O Instituto de Gestão da Tesouraria e do Crédito Público, I.P., abreviadamente designado por IGCP, é a nova designação do Instituto de Gestão do Crédito Público.
O IGCP é uma pessoa colectiva de direito público, dotada de autonomia administrativa e financeira e património próprio, sujeita à tutela e superintendência do Ministro das Finanças.
Compete ao IGCP a gestão da tesouraria central do Estado, bem como a gestão da dívida pública directa e do financiamento do Estado, subordinando-se à Lei Quadro da Dívida, às Leis do Orçamento do Estado e às orientações definidas pelo Governo.
O Instituto, pode, ainda, prestar ao Estado e a outras entidades públicas, serviços de consultoria e assistência técnicas, bem como gerir dívidas de entidades do sector público administrativo e activos destas constituídos por títulos de dívida pública.

## OS DADOS

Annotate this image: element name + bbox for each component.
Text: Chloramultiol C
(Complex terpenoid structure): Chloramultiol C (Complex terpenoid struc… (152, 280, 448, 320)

## COM ESTA INFORMAÇÃO
(a) Indique todas as referências a que o IGCP se subordina, segundo o texto sobre o instituto.
(b) No texto sobre o IGCP, passe a lista o parágrafo que começa por «Compete ao IGCP» e mantenha os factos principais.
(c) Dê seguimento ao texto sobre o IGCP a partir do ponto em que termina.

## RESPOSTAS
(a)
- Lei Quadro da Dívida
- Leis do Orçamento do Estado
- orientações definidas pelo Governo

(b)
Competências do IGCP:
- gestão da tesouraria central do Estado;
- gestão da dívida pública directa;
- gestão do financiamento do Estado.

Subordina-se:
- à Lei Quadro da Dívida;
- às Leis do Orçamento do Estado;
- às orientações definidas pelo Governo.

(c)
São órgãos do IGCP o Presidente do Conselho Directivo, o Conselho Directivo, o Conselho Consultivo e a Comissão de Fiscalização.
O Conselho Directivo é integrado pelo Presidente e por dois Vogais, nomeados pelo Conselho de Ministros para um mandato de 3 anos, competindo-lhe desempenhar todas as atribuições e praticar todos os actos cometidos ao IGCP que não estejam reservados aos demais órgãos do Instituto.
O Conselho Consultivo é composto pelo Presidente do Conselho Directivo, por um membro do Conselho da Administração do Banco de Portugal e por quatro personalidades de reconhecida competência em matéria económica e financeira, designadas pelo Conselho de Ministros. Reúne ordinariamente duas vezes por ano e pronuncia-se obrigatoriamente sobre o plano e o relatório anuais da gestão da tesouraria, da dívida pública directa e do financiamento do Estado e suas eventuais revisões.
A Comissão de Fiscalização é composta por um presidente e dois vogais, nomeados pelo Ministro das Finanças, sendo o presidente indicado pela Inspecção Geral de Finanças e devendo um dos vogais ser revisor oficial de contas ou sociedade de revisores oficiais de contas. Cabe-lhe acompanhar e controlar a gestão financeira do IGCP e do Fundo de Regularização da Dívida Pública, bem como fiscalizar as respectivas execuções contabilísticas.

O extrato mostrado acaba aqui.